__Exercise__: Report the count of lines that carry the string "прогнозов", and add nothing.

__Rows__:
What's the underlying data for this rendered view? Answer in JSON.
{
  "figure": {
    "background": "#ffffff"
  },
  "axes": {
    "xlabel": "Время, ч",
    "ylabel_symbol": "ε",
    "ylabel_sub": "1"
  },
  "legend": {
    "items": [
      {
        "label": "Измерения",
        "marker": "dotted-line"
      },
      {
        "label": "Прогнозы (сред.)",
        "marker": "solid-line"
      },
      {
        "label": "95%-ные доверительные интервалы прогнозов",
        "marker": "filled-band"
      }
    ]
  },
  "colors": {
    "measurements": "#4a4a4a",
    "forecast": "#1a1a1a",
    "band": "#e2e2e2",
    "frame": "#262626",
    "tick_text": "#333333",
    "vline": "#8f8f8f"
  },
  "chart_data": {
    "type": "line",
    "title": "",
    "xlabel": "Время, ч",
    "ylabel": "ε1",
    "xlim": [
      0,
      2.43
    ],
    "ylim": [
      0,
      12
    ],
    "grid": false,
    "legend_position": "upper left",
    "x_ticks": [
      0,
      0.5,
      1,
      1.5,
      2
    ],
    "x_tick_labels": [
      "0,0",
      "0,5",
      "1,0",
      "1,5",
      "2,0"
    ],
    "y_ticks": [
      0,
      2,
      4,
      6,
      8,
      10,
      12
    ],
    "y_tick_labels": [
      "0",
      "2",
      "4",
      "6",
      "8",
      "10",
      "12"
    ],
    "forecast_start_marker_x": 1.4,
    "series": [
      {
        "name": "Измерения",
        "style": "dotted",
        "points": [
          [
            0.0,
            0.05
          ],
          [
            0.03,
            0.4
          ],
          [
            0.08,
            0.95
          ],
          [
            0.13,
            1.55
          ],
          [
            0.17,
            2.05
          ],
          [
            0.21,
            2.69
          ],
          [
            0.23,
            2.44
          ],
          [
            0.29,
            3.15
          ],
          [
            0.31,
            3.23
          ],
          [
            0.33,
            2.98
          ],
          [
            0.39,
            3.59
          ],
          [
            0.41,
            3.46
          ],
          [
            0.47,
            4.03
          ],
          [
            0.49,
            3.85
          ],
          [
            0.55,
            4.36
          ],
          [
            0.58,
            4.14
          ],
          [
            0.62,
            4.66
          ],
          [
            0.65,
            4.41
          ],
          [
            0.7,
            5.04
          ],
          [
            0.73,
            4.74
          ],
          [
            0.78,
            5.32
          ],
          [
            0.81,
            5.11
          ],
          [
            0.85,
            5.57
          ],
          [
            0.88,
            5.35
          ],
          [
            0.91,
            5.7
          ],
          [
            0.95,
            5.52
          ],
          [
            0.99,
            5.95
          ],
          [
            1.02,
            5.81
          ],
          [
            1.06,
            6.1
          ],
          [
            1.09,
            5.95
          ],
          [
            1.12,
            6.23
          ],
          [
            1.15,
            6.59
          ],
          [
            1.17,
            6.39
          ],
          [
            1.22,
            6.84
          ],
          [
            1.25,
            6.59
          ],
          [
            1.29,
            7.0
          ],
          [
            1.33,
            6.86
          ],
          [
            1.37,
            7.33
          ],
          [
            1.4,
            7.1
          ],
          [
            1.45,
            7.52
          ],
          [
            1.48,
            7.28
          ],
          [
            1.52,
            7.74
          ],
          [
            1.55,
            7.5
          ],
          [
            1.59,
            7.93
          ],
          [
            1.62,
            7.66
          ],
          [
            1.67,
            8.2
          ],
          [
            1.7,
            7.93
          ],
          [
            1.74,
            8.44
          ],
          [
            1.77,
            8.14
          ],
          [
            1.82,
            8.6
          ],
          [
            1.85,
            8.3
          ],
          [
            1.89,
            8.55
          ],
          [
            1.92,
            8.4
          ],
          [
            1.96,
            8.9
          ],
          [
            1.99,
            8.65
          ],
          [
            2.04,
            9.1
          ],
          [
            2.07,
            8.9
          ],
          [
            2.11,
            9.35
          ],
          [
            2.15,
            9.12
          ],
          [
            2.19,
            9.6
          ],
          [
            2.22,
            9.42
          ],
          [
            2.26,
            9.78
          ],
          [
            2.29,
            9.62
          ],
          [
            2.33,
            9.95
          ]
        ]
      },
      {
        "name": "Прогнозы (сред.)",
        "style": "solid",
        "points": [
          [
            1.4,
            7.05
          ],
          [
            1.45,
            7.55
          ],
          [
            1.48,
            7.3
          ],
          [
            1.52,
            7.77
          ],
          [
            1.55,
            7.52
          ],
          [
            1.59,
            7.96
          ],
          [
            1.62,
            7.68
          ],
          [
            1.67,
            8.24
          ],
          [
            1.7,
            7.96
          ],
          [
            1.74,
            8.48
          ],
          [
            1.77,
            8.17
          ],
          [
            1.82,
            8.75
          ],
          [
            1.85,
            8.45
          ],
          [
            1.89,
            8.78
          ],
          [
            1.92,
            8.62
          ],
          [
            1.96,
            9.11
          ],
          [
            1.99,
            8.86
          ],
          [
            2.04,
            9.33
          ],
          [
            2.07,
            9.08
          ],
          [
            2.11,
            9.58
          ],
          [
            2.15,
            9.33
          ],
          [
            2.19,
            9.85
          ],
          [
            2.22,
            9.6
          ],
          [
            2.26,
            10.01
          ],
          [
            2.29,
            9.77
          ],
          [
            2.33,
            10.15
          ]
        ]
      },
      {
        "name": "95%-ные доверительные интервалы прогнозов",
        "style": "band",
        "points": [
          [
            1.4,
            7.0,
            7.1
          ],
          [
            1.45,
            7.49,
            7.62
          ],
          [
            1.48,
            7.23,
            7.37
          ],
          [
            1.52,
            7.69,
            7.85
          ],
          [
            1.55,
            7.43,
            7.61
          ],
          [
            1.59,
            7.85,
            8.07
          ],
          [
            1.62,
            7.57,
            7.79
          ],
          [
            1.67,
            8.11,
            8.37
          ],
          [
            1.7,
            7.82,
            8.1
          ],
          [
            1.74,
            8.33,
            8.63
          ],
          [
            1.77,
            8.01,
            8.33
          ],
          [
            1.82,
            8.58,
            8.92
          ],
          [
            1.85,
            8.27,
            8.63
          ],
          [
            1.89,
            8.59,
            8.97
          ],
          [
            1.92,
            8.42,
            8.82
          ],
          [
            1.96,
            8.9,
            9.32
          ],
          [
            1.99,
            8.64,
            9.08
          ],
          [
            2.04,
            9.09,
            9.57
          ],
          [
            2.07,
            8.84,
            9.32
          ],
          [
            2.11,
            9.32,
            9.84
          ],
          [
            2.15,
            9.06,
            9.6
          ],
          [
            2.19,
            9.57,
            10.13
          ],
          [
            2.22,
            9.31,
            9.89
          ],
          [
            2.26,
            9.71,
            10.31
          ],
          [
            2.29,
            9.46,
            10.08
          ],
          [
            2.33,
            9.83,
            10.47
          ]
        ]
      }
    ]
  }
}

__The output__: 2